# Start of Listed entries

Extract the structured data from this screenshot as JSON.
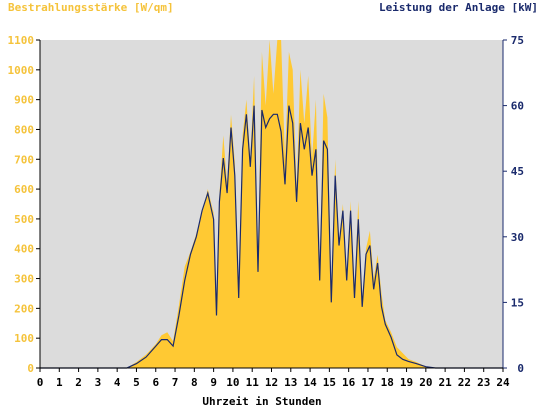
{
  "chart_data": {
    "type": "area",
    "title_left": "Bestrahlungsstärke [W/qm]",
    "title_right": "Leistung der Anlage [kW]",
    "xlabel": "Uhrzeit in Stunden",
    "xlim": [
      0,
      24
    ],
    "ylim_left": [
      0,
      1100
    ],
    "ylim_right": [
      0,
      75
    ],
    "x_ticks": [
      "0",
      "1",
      "2",
      "3",
      "4",
      "5",
      "6",
      "7",
      "8",
      "9",
      "10",
      "11",
      "12",
      "13",
      "14",
      "15",
      "16",
      "17",
      "18",
      "19",
      "20",
      "21",
      "22",
      "23",
      "24"
    ],
    "y_left_ticks": [
      "0",
      "100",
      "200",
      "300",
      "400",
      "500",
      "600",
      "700",
      "800",
      "900",
      "1000",
      "1100"
    ],
    "y_right_ticks": [
      "0",
      "15",
      "30",
      "45",
      "60",
      "75"
    ],
    "grid": false,
    "colors": {
      "plot_bg": "#dcdcdc",
      "irradiance": "#ffc933",
      "power": "#1a2a6c",
      "left_axis_text": "#f5c33b",
      "right_axis_text": "#1a2a6c"
    },
    "series": [
      {
        "name": "Bestrahlungsstärke [W/qm]",
        "axis": "left",
        "x": [
          0,
          4.5,
          5.0,
          5.5,
          6.0,
          6.3,
          6.6,
          6.9,
          7.2,
          7.5,
          7.8,
          8.1,
          8.4,
          8.7,
          9.0,
          9.15,
          9.3,
          9.5,
          9.7,
          9.9,
          10.1,
          10.3,
          10.5,
          10.7,
          10.9,
          11.1,
          11.3,
          11.5,
          11.7,
          11.9,
          12.1,
          12.3,
          12.5,
          12.7,
          12.9,
          13.1,
          13.3,
          13.5,
          13.7,
          13.9,
          14.1,
          14.3,
          14.5,
          14.7,
          14.9,
          15.1,
          15.3,
          15.5,
          15.7,
          15.9,
          16.1,
          16.3,
          16.5,
          16.7,
          16.9,
          17.1,
          17.3,
          17.5,
          17.7,
          17.9,
          18.2,
          18.5,
          18.8,
          19.1,
          19.5,
          20.0,
          20.5,
          21.0,
          24
        ],
        "values": [
          0,
          0,
          20,
          45,
          80,
          110,
          120,
          90,
          210,
          340,
          390,
          450,
          520,
          600,
          520,
          160,
          580,
          780,
          620,
          850,
          690,
          240,
          780,
          900,
          700,
          980,
          350,
          1060,
          880,
          1100,
          920,
          1100,
          1100,
          700,
          1060,
          1000,
          600,
          1000,
          820,
          980,
          700,
          900,
          320,
          920,
          840,
          240,
          700,
          420,
          550,
          300,
          560,
          260,
          560,
          220,
          400,
          460,
          300,
          380,
          250,
          160,
          120,
          70,
          50,
          30,
          20,
          5,
          0,
          0,
          0
        ]
      },
      {
        "name": "Leistung der Anlage [kW]",
        "axis": "right",
        "x": [
          0,
          4.5,
          5.0,
          5.5,
          6.0,
          6.3,
          6.6,
          6.9,
          7.2,
          7.5,
          7.8,
          8.1,
          8.4,
          8.7,
          9.0,
          9.15,
          9.3,
          9.5,
          9.7,
          9.9,
          10.1,
          10.3,
          10.5,
          10.7,
          10.9,
          11.1,
          11.3,
          11.5,
          11.7,
          11.9,
          12.1,
          12.3,
          12.5,
          12.7,
          12.9,
          13.1,
          13.3,
          13.5,
          13.7,
          13.9,
          14.1,
          14.3,
          14.5,
          14.7,
          14.9,
          15.1,
          15.3,
          15.5,
          15.7,
          15.9,
          16.1,
          16.3,
          16.5,
          16.7,
          16.9,
          17.1,
          17.3,
          17.5,
          17.7,
          17.9,
          18.2,
          18.5,
          18.8,
          19.1,
          19.5,
          20.0,
          20.5,
          21.0,
          24
        ],
        "values": [
          0,
          0,
          1,
          2.5,
          5,
          6.5,
          6.5,
          5,
          12,
          20,
          26,
          30,
          36,
          40,
          34,
          12,
          38,
          48,
          40,
          55,
          44,
          16,
          50,
          58,
          46,
          60,
          22,
          59,
          55,
          57,
          58,
          58,
          54,
          42,
          60,
          56,
          38,
          56,
          50,
          55,
          44,
          50,
          20,
          52,
          50,
          15,
          44,
          28,
          36,
          20,
          36,
          16,
          34,
          14,
          26,
          28,
          18,
          24,
          14,
          10,
          7,
          3,
          2,
          1.5,
          1,
          0.3,
          0,
          0,
          0
        ]
      }
    ]
  }
}
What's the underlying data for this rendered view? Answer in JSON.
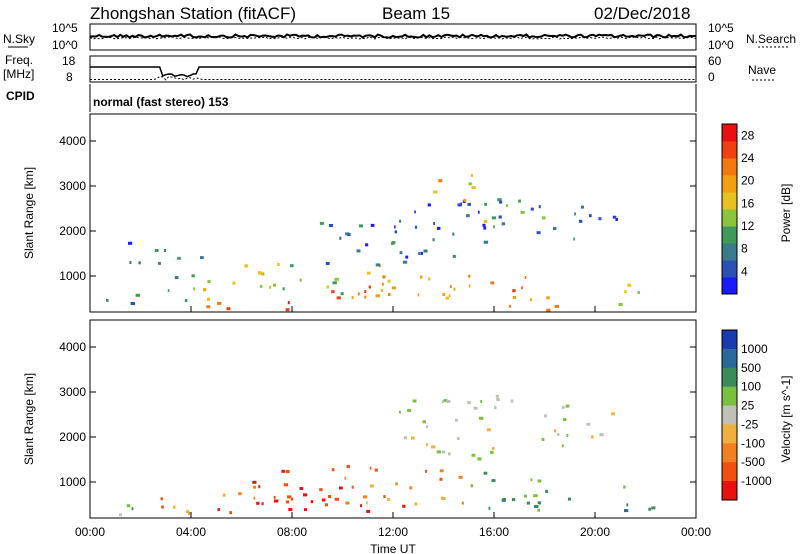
{
  "header": {
    "station": "Zhongshan Station (fitACF)",
    "beam": "Beam 15",
    "date": "02/Dec/2018"
  },
  "sky_panel": {
    "left_label": "N.Sky",
    "right_label": "N.Search",
    "left_ticks": [
      "10^5",
      "10^0"
    ],
    "right_ticks": [
      "10^5",
      "10^0"
    ]
  },
  "freq_panel": {
    "left_label_line1": "Freq.",
    "left_label_line2": "[MHz]",
    "left_ticks": [
      "18",
      "8"
    ],
    "right_label": "Nave",
    "right_ticks": [
      "60",
      "0"
    ],
    "cpid_label": "CPID",
    "mode_text": "normal (fast stereo) 153"
  },
  "chart_data": [
    {
      "type": "heatmap",
      "title": "",
      "ylabel": "Slant Range [km]",
      "xlabel": "",
      "x_ticks": [
        "00:00",
        "04:00",
        "08:00",
        "12:00",
        "16:00",
        "20:00",
        "00:00"
      ],
      "y_ticks": [
        "1000",
        "2000",
        "3000",
        "4000"
      ],
      "ylim": [
        200,
        4600
      ],
      "xlim_hours": [
        0,
        24
      ],
      "colorbar": {
        "label": "Power [dB]",
        "ticks": [
          "4",
          "8",
          "12",
          "16",
          "20",
          "24",
          "28"
        ],
        "range": [
          0,
          30
        ],
        "colors": [
          "#1a1aff",
          "#2b4fb3",
          "#3a7a8a",
          "#3f9a5a",
          "#8bc53f",
          "#e8c020",
          "#f2a010",
          "#f07a10",
          "#ee4010",
          "#e81010"
        ]
      },
      "regions": [
        {
          "t0": 0.3,
          "t1": 3.0,
          "r0": 250,
          "r1": 600,
          "v": 6
        },
        {
          "t0": 1.5,
          "t1": 2.4,
          "r0": 1200,
          "r1": 1900,
          "v": 5
        },
        {
          "t0": 2.5,
          "t1": 4.5,
          "r0": 800,
          "r1": 1600,
          "v": 9
        },
        {
          "t0": 3.0,
          "t1": 5.0,
          "r0": 300,
          "r1": 700,
          "v": 14
        },
        {
          "t0": 4.0,
          "t1": 7.5,
          "r0": 500,
          "r1": 1100,
          "v": 15
        },
        {
          "t0": 4.5,
          "t1": 8.5,
          "r0": 220,
          "r1": 520,
          "v": 24
        },
        {
          "t0": 6.0,
          "t1": 11.5,
          "r0": 600,
          "r1": 1300,
          "v": 13
        },
        {
          "t0": 8.0,
          "t1": 12.5,
          "r0": 300,
          "r1": 800,
          "v": 22
        },
        {
          "t0": 9.0,
          "t1": 13.0,
          "r0": 1200,
          "r1": 2200,
          "v": 7
        },
        {
          "t0": 11.0,
          "t1": 14.5,
          "r0": 500,
          "r1": 1300,
          "v": 19
        },
        {
          "t0": 12.0,
          "t1": 16.0,
          "r0": 1400,
          "r1": 2800,
          "v": 6
        },
        {
          "t0": 13.5,
          "t1": 15.5,
          "r0": 2500,
          "r1": 3300,
          "v": 17
        },
        {
          "t0": 14.0,
          "t1": 17.5,
          "r0": 600,
          "r1": 1200,
          "v": 23
        },
        {
          "t0": 15.5,
          "t1": 18.0,
          "r0": 1700,
          "r1": 2700,
          "v": 8
        },
        {
          "t0": 16.5,
          "t1": 19.0,
          "r0": 200,
          "r1": 800,
          "v": 18
        },
        {
          "t0": 17.5,
          "t1": 21.0,
          "r0": 1800,
          "r1": 2600,
          "v": 5
        },
        {
          "t0": 20.5,
          "t1": 22.0,
          "r0": 300,
          "r1": 900,
          "v": 14
        },
        {
          "t0": 15.0,
          "t1": 16.8,
          "r0": 2200,
          "r1": 2600,
          "v": 14
        }
      ]
    },
    {
      "type": "heatmap",
      "title": "",
      "ylabel": "Slant Range [km]",
      "xlabel": "Time UT",
      "x_ticks": [
        "00:00",
        "04:00",
        "08:00",
        "12:00",
        "16:00",
        "20:00",
        "00:00"
      ],
      "y_ticks": [
        "1000",
        "2000",
        "3000",
        "4000"
      ],
      "ylim": [
        200,
        4600
      ],
      "xlim_hours": [
        0,
        24
      ],
      "colorbar": {
        "label": "Velocity [m s^-1]",
        "ticks": [
          "1000",
          "500",
          "100",
          "25",
          "-25",
          "-100",
          "-500",
          "-1000"
        ],
        "colors": [
          "#1a3ab0",
          "#2a6a9a",
          "#3a8a5a",
          "#7ac040",
          "#c0c0b8",
          "#f0b040",
          "#f08020",
          "#f05010",
          "#e81010"
        ]
      },
      "regions": [
        {
          "t0": 0.2,
          "t1": 2.5,
          "r0": 220,
          "r1": 500,
          "v": 3
        },
        {
          "t0": 2.5,
          "t1": 6.0,
          "r0": 300,
          "r1": 900,
          "v": 6
        },
        {
          "t0": 4.5,
          "t1": 9.0,
          "r0": 220,
          "r1": 600,
          "v": 8
        },
        {
          "t0": 6.0,
          "t1": 11.5,
          "r0": 600,
          "r1": 1300,
          "v": 7
        },
        {
          "t0": 8.0,
          "t1": 12.5,
          "r0": 300,
          "r1": 900,
          "v": 8
        },
        {
          "t0": 10.0,
          "t1": 15.0,
          "r0": 500,
          "r1": 1400,
          "v": 6
        },
        {
          "t0": 12.0,
          "t1": 16.0,
          "r0": 1400,
          "r1": 2800,
          "v": 4
        },
        {
          "t0": 14.0,
          "t1": 17.0,
          "r0": 2300,
          "r1": 3000,
          "v": 4
        },
        {
          "t0": 15.0,
          "t1": 18.0,
          "r0": 400,
          "r1": 1200,
          "v": 2
        },
        {
          "t0": 16.5,
          "t1": 19.5,
          "r0": 200,
          "r1": 800,
          "v": 2
        },
        {
          "t0": 17.5,
          "t1": 21.0,
          "r0": 1800,
          "r1": 2700,
          "v": 4
        },
        {
          "t0": 20.5,
          "t1": 22.5,
          "r0": 300,
          "r1": 900,
          "v": 2
        }
      ]
    }
  ]
}
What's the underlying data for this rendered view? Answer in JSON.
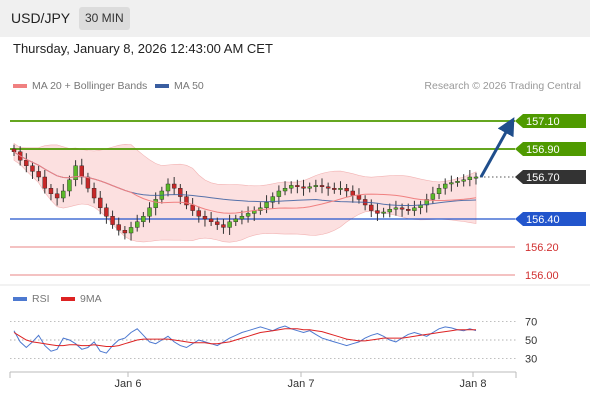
{
  "header": {
    "symbol": "USD/JPY",
    "timeframe": "30 MIN"
  },
  "datetime": "Thursday, January 8, 2026 12:43:00 AM CET",
  "legend": {
    "ma20": {
      "label": "MA 20 + Bollinger Bands",
      "color": "#f08080"
    },
    "ma50": {
      "label": "MA 50",
      "color": "#3a5ea0"
    },
    "rsi": {
      "label": "RSI",
      "color": "#4d79d0"
    },
    "ma9": {
      "label": "9MA",
      "color": "#dd2222"
    }
  },
  "credit": "Research © 2026 Trading Central",
  "colors": {
    "up": "#2f8a00",
    "bull_body": "#5cb82a",
    "bear_body": "#c62828",
    "band": "#fbd6d6"
  },
  "chart_data": [
    {
      "type": "candlestick",
      "x_axis": {
        "tick_labels": [
          "Jan 6",
          "Jan 7",
          "Jan 8"
        ]
      },
      "ylim": [
        155.95,
        157.25
      ],
      "price_levels": [
        {
          "value": "157.10",
          "style": "resistance",
          "color": "#4f9a00"
        },
        {
          "value": "156.90",
          "style": "resistance",
          "color": "#4f9a00"
        },
        {
          "value": "156.70",
          "style": "current",
          "color": "#333333"
        },
        {
          "value": "156.40",
          "style": "support",
          "color": "#2255cc"
        },
        {
          "value": "156.20",
          "style": "support",
          "color": "#e05050"
        },
        {
          "value": "156.00",
          "style": "support",
          "color": "#e05050"
        }
      ],
      "close_series": [
        156.88,
        156.82,
        156.78,
        156.74,
        156.7,
        156.62,
        156.58,
        156.55,
        156.6,
        156.68,
        156.78,
        156.7,
        156.62,
        156.55,
        156.48,
        156.42,
        156.36,
        156.32,
        156.3,
        156.34,
        156.38,
        156.42,
        156.48,
        156.54,
        156.6,
        156.65,
        156.62,
        156.56,
        156.5,
        156.46,
        156.42,
        156.4,
        156.38,
        156.36,
        156.34,
        156.38,
        156.4,
        156.42,
        156.44,
        156.46,
        156.48,
        156.52,
        156.56,
        156.6,
        156.62,
        156.64,
        156.63,
        156.62,
        156.63,
        156.64,
        156.63,
        156.62,
        156.61,
        156.62,
        156.6,
        156.57,
        156.54,
        156.5,
        156.46,
        156.44,
        156.45,
        156.47,
        156.48,
        156.47,
        156.46,
        156.48,
        156.5,
        156.54,
        156.58,
        156.62,
        156.65,
        156.66,
        156.67,
        156.68,
        156.7,
        156.7
      ],
      "forecast_arrow": {
        "from": 156.7,
        "to": 157.1
      }
    },
    {
      "type": "line",
      "name": "RSI",
      "ylim": [
        20,
        80
      ],
      "tick_labels": [
        "70",
        "50",
        "30"
      ],
      "levels": [
        70,
        50,
        30
      ],
      "rsi": [
        60,
        48,
        42,
        48,
        55,
        44,
        38,
        40,
        52,
        50,
        46,
        40,
        42,
        48,
        38,
        36,
        44,
        50,
        52,
        58,
        62,
        55,
        48,
        46,
        50,
        54,
        48,
        44,
        42,
        46,
        50,
        48,
        46,
        44,
        48,
        52,
        55,
        58,
        60,
        62,
        64,
        62,
        60,
        63,
        65,
        62,
        60,
        58,
        60,
        56,
        52,
        50,
        48,
        46,
        44,
        46,
        48,
        52,
        55,
        57,
        54,
        50,
        48,
        52,
        56,
        58,
        56,
        54,
        58,
        62,
        64,
        63,
        61,
        60,
        62,
        60
      ],
      "ma9": [
        58,
        54,
        50,
        48,
        47,
        46,
        45,
        44,
        44,
        45,
        45,
        44,
        44,
        45,
        44,
        43,
        43,
        44,
        46,
        48,
        50,
        51,
        51,
        51,
        51,
        51,
        50,
        49,
        48,
        47,
        47,
        47,
        46,
        46,
        47,
        48,
        50,
        52,
        54,
        56,
        58,
        59,
        60,
        61,
        62,
        62,
        62,
        61,
        61,
        60,
        59,
        57,
        55,
        53,
        51,
        50,
        49,
        49,
        50,
        51,
        52,
        52,
        52,
        52,
        53,
        54,
        55,
        56,
        57,
        58,
        59,
        60,
        61,
        61,
        61,
        61
      ]
    }
  ]
}
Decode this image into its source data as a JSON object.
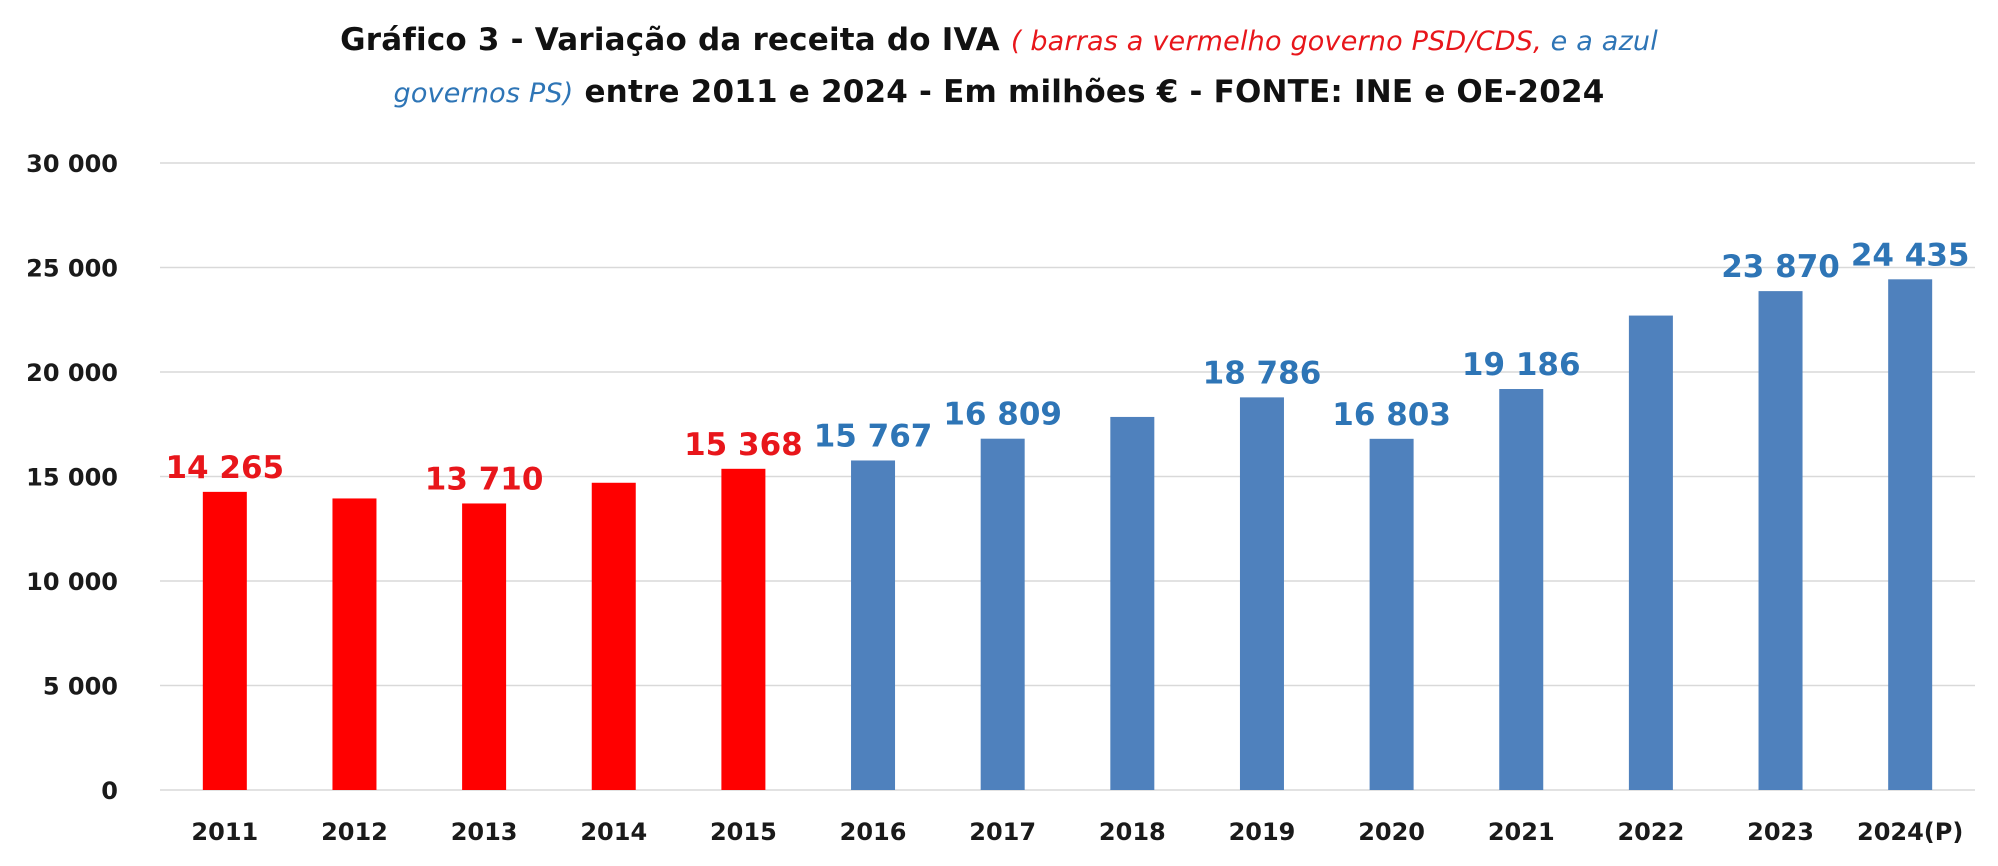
{
  "chart_data": {
    "type": "bar",
    "title": {
      "line1_main": "Gráfico 3  - Variação da receita do IVA ",
      "line1_red": "( barras a vermelho governo PSD/CDS, ",
      "line1_blue": "e a azul",
      "line2_blue": "governos PS)",
      "line2_main": " entre 2011 e 2024 - Em milhões € - FONTE: INE e OE-2024"
    },
    "xlabel": "",
    "ylabel": "",
    "categories": [
      "2011",
      "2012",
      "2013",
      "2014",
      "2015",
      "2016",
      "2017",
      "2018",
      "2019",
      "2020",
      "2021",
      "2022",
      "2023",
      "2024(P)"
    ],
    "values": [
      14265,
      13950,
      13710,
      14700,
      15368,
      15767,
      16809,
      17850,
      18786,
      16803,
      19186,
      22700,
      23870,
      24435
    ],
    "data_labels": [
      "14 265",
      "",
      "13 710",
      "",
      "15 368",
      "15 767",
      "16 809",
      "",
      "18 786",
      "16 803",
      "19 186",
      "",
      "23 870",
      "24 435"
    ],
    "bar_groups": [
      "PSD/CDS",
      "PSD/CDS",
      "PSD/CDS",
      "PSD/CDS",
      "PSD/CDS",
      "PS",
      "PS",
      "PS",
      "PS",
      "PS",
      "PS",
      "PS",
      "PS",
      "PS"
    ],
    "colors": {
      "PSD/CDS": "#ff0000",
      "PS": "#4f81bd",
      "label_PSD/CDS": "#e8161b",
      "label_PS": "#2e75b6",
      "grid": "#d9d9d9",
      "tick_text": "#1a1a1a"
    },
    "ylim": [
      0,
      30000
    ],
    "yticks": [
      0,
      5000,
      10000,
      15000,
      20000,
      25000,
      30000
    ],
    "ytick_labels": [
      "0",
      "5 000",
      "10 000",
      "15 000",
      "20 000",
      "25 000",
      "30 000"
    ],
    "grid": true,
    "legend": "none"
  }
}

# End of Listed entries

Exercise: Return every line from the records above that holds the word "xlabel".

Correct response:
    "xlabel": "Uhrzeit in Stunden",
      "xlabel": "",
      "xlabel": "Time UT",
    "xlabel": "",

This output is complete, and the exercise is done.